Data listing

----

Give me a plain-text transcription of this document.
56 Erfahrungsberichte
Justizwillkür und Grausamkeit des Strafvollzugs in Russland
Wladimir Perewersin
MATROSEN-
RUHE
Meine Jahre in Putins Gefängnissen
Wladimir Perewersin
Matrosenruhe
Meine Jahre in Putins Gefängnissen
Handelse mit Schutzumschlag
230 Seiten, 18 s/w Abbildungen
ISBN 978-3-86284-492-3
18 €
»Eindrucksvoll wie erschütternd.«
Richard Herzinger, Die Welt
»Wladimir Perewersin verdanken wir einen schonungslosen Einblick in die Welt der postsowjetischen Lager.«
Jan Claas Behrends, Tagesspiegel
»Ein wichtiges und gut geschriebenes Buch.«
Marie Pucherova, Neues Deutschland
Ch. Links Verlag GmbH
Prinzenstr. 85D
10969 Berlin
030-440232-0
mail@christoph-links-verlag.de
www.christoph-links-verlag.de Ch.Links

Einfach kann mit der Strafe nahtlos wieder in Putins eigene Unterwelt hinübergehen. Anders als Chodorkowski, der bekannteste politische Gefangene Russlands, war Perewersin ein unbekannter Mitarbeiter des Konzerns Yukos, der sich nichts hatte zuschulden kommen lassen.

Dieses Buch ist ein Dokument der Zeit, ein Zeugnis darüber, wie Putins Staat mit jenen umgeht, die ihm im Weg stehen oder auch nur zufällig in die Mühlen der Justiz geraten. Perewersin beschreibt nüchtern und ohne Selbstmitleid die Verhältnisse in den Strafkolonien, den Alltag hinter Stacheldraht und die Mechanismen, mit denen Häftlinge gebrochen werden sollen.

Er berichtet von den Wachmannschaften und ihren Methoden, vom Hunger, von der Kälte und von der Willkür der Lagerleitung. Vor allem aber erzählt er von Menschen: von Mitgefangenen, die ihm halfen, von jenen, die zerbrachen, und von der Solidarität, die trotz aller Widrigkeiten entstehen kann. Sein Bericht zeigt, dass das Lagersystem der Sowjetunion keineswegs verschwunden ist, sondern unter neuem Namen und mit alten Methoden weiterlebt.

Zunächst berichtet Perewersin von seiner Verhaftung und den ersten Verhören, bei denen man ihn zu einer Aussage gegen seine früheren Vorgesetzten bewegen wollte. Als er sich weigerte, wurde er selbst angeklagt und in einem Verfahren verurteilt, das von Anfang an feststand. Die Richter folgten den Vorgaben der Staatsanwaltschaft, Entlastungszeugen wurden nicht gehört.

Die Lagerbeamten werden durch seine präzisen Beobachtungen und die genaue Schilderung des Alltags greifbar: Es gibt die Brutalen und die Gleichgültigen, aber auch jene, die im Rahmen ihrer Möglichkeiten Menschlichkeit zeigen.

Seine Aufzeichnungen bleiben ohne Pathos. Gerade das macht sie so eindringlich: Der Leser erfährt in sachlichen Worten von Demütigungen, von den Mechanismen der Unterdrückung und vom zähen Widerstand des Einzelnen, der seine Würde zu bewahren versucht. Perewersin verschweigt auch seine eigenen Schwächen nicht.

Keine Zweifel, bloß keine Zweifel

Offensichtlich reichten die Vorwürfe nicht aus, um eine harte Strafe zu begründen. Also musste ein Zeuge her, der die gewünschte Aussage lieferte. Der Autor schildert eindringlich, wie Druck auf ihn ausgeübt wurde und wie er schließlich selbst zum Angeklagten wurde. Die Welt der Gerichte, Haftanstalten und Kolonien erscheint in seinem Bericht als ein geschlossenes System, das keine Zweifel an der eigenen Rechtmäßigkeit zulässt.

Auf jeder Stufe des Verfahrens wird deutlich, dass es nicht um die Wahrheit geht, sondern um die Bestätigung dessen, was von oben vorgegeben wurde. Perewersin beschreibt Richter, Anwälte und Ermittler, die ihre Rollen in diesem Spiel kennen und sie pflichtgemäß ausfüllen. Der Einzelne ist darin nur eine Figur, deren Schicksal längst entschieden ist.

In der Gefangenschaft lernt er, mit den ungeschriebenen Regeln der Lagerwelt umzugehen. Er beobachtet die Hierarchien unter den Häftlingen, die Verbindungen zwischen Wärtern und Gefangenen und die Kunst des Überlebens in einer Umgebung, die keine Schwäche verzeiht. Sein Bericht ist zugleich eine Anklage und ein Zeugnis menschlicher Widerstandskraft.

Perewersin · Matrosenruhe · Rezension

----

# Problem to work on
From the listing, copy each line containing the word "jenen".

# Correct result
Dieses Buch ist ein Dokument der Zeit, ein Zeugnis darüber, wie Putins Staat mit jenen umgeht, die ihm im Weg stehen oder auch nur zufällig in die Mühlen der Justiz geraten. Perewersin beschreibt nüchtern und ohne Selbstmitleid die Verhältnisse in den Strafkolonien, den Alltag hinter Stacheldraht und die Mechanismen, mit denen Häftlinge gebrochen werden sollen.
Er berichtet von den Wachmannschaften und ihren Methoden, vom Hunger, von der Kälte und von der Willkür der Lagerleitung. Vor allem aber erzählt er von Menschen: von Mitgefangenen, die ihm halfen, von jenen, die zerbrachen, und von der Solidarität, die trotz aller Widrigkeiten entstehen kann. Sein Bericht zeigt, dass das Lagersystem der Sowjetunion keineswegs verschwunden ist, sondern unter neuem Namen und mit alten Methoden weiterlebt.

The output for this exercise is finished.